■ STATED TASK
Report every line in the listing that contains the string "probíhají".

───── RECORDS FOR THIS TASK ─────

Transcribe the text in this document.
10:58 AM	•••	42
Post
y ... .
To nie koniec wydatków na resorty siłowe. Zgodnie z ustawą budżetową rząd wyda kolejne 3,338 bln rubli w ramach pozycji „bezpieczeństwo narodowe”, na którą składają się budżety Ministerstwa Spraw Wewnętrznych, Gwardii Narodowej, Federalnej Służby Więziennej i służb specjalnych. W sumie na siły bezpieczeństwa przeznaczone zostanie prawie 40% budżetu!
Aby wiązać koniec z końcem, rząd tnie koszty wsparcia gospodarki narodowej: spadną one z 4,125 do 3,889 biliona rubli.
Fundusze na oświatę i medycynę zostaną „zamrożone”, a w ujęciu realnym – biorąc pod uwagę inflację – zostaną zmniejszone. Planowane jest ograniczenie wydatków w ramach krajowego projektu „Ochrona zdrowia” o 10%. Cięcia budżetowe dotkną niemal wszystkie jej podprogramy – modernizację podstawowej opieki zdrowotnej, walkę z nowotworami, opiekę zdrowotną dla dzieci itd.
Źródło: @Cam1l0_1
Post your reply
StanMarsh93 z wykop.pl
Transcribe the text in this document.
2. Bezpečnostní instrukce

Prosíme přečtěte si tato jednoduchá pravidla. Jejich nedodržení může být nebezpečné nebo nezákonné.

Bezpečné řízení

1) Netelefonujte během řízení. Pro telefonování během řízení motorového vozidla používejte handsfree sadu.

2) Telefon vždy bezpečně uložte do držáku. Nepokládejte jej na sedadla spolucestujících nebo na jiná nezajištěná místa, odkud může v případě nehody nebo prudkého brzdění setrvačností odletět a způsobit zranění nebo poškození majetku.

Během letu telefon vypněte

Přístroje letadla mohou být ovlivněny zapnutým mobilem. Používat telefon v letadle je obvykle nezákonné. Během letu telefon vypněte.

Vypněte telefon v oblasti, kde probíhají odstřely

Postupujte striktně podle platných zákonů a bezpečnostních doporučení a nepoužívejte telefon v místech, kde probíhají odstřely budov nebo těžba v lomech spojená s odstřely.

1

─────

■ RIGHT ANSWER
Vypněte telefon v oblasti, kde probíhají odstřely
Postupujte striktně podle platných zákonů a bezpečnostních doporučení a nepoužívejte telefon v místech, kde probíhají odstřely budov nebo těžba v lomech spojená s odstřely.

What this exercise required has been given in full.